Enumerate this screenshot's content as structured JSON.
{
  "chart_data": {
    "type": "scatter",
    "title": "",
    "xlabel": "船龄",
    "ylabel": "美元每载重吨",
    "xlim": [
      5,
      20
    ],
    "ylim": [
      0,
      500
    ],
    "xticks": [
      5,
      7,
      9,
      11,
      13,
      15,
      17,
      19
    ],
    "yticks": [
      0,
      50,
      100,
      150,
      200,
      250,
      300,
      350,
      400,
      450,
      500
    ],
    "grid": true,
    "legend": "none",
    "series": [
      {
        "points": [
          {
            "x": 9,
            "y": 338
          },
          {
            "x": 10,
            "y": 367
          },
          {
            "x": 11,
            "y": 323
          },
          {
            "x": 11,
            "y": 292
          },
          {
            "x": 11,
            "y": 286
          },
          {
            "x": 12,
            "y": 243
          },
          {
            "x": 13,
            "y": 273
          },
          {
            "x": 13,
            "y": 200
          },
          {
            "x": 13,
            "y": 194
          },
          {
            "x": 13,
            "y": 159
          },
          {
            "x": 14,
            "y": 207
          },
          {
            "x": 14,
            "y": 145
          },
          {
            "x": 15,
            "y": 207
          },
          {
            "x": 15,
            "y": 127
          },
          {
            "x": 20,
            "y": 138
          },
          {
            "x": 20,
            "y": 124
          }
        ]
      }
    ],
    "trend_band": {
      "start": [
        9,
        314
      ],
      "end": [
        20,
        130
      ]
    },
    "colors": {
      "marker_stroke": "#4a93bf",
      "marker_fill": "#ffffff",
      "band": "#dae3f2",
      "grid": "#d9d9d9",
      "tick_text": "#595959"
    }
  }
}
--
- _Aim_
Extract each entry in full, exactly as given.

- _Reply_
Enumerate this screenshot's content as structured JSON.
{
  "chart_data": {
    "type": "scatter",
    "title": "",
    "xlabel": "船龄",
    "ylabel": "美元每载重吨",
    "xlim": [
      5,
      20
    ],
    "ylim": [
      0,
      500
    ],
    "xticks": [
      5,
      7,
      9,
      11,
      13,
      15,
      17,
      19
    ],
    "yticks": [
      0,
      50,
      100,
      150,
      200,
      250,
      300,
      350,
      400,
      450,
      500
    ],
    "grid": true,
    "legend": "none",
    "series": [
      {
        "points": [
          {
            "x": 9,
            "y": 338
          },
          {
            "x": 10,
            "y": 367
          },
          {
            "x": 11,
            "y": 323
          },
          {
            "x": 11,
            "y": 292
          },
          {
            "x": 11,
            "y": 286
          },
          {
            "x": 12,
            "y": 243
          },
          {
            "x": 13,
            "y": 273
          },
          {
            "x": 13,
            "y": 200
          },
          {
            "x": 13,
            "y": 194
          },
          {
            "x": 13,
            "y": 159
          },
          {
            "x": 14,
            "y": 207
          },
          {
            "x": 14,
            "y": 145
          },
          {
            "x": 15,
            "y": 207
          },
          {
            "x": 15,
            "y": 127
          },
          {
            "x": 20,
            "y": 138
          },
          {
            "x": 20,
            "y": 124
          }
        ]
      }
    ],
    "trend_band": {
      "start": [
        9,
        314
      ],
      "end": [
        20,
        130
      ]
    },
    "colors": {
      "marker_stroke": "#4a93bf",
      "marker_fill": "#ffffff",
      "band": "#dae3f2",
      "grid": "#d9d9d9",
      "tick_text": "#595959"
    }
  }
}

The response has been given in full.